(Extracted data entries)

---

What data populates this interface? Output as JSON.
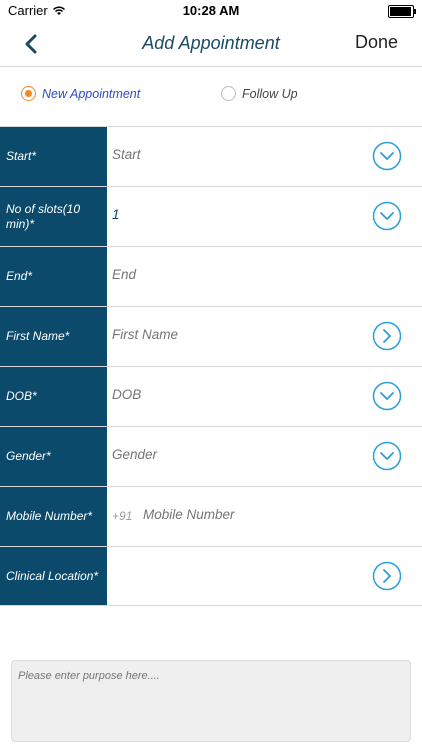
{
  "status_bar": {
    "carrier": "Carrier",
    "time": "10:28 AM",
    "battery_level": 0.95
  },
  "nav": {
    "title": "Add Appointment",
    "done_label": "Done"
  },
  "appointment_type": {
    "options": [
      {
        "label": "New Appointment",
        "selected": true
      },
      {
        "label": "Follow Up",
        "selected": false
      }
    ]
  },
  "form": {
    "rows": [
      {
        "label": "Start*",
        "placeholder": "Start",
        "value": "",
        "icon": "chevron-down-icon"
      },
      {
        "label": "No of slots(10 min)*",
        "placeholder": "",
        "value": "1",
        "icon": "chevron-down-icon"
      },
      {
        "label": "End*",
        "placeholder": "End",
        "value": "",
        "icon": ""
      },
      {
        "label": "First Name*",
        "placeholder": "First Name",
        "value": "",
        "icon": "chevron-right-icon"
      },
      {
        "label": "DOB*",
        "placeholder": "DOB",
        "value": "",
        "icon": "chevron-down-icon"
      },
      {
        "label": "Gender*",
        "placeholder": "Gender",
        "value": "",
        "icon": "chevron-down-icon"
      },
      {
        "label": "Mobile Number*",
        "prefix": "+91",
        "placeholder": "Mobile Number",
        "value": ""
      },
      {
        "label": "Clinical Location*",
        "placeholder": "",
        "value": "",
        "icon": "chevron-right-icon"
      }
    ]
  },
  "purpose": {
    "placeholder": "Please enter purpose here...."
  },
  "colors": {
    "accent": "#2a9fd8",
    "label_bg": "#0c4a6b",
    "radio_selected": "#f08a24"
  }
}
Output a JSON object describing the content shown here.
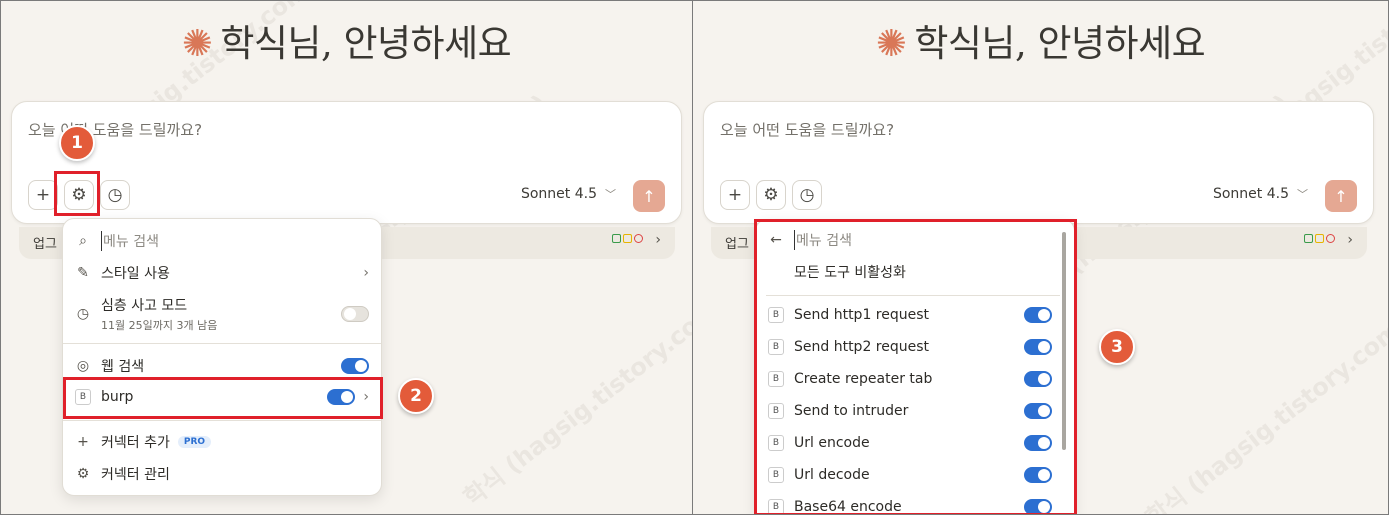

---

--- Stated goal ---
Copy the data character for character, but drop all pictures from the copy.

--- Correct answer ---
What data populates this interface? Output as JSON.
{
  "status_bar": {
    "carrier": "Carrier",
    "time": "10:28 AM",
    "battery_level": 0.95
  },
  "nav": {
    "title": "Add Appointment",
    "done_label": "Done"
  },
  "appointment_type": {
    "options": [
      {
        "label": "New Appointment",
        "selected": true
      },
      {
        "label": "Follow Up",
        "selected": false
      }
    ]
  },
  "form": {
    "rows": [
      {
        "label": "Start*",
        "placeholder": "Start",
        "value": "",
        "icon": "chevron-down-icon"
      },
      {
        "label": "No of slots(10 min)*",
        "placeholder": "",
        "value": "1",
        "icon": "chevron-down-icon"
      },
      {
        "label": "End*",
        "placeholder": "End",
        "value": "",
        "icon": ""
      },
      {
        "label": "First Name*",
        "placeholder": "First Name",
        "value": "",
        "icon": "chevron-right-icon"
      },
      {
        "label": "DOB*",
        "placeholder": "DOB",
        "value": "",
        "icon": "chevron-down-icon"
      },
      {
        "label": "Gender*",
        "placeholder": "Gender",
        "value": "",
        "icon": "chevron-down-icon"
      },
      {
        "label": "Mobile Number*",
        "prefix": "+91",
        "placeholder": "Mobile Number",
        "value": ""
      },
      {
        "label": "Clinical Location*",
        "placeholder": "",
        "value": "",
        "icon": "chevron-right-icon"
      }
    ]
  },
  "purpose": {
    "placeholder": "Please enter purpose here...."
  },
  "colors": {
    "accent": "#2a9fd8",
    "label_bg": "#0c4a6b",
    "radio_selected": "#f08a24"
  }
}
Output a JSON object describing the content shown here.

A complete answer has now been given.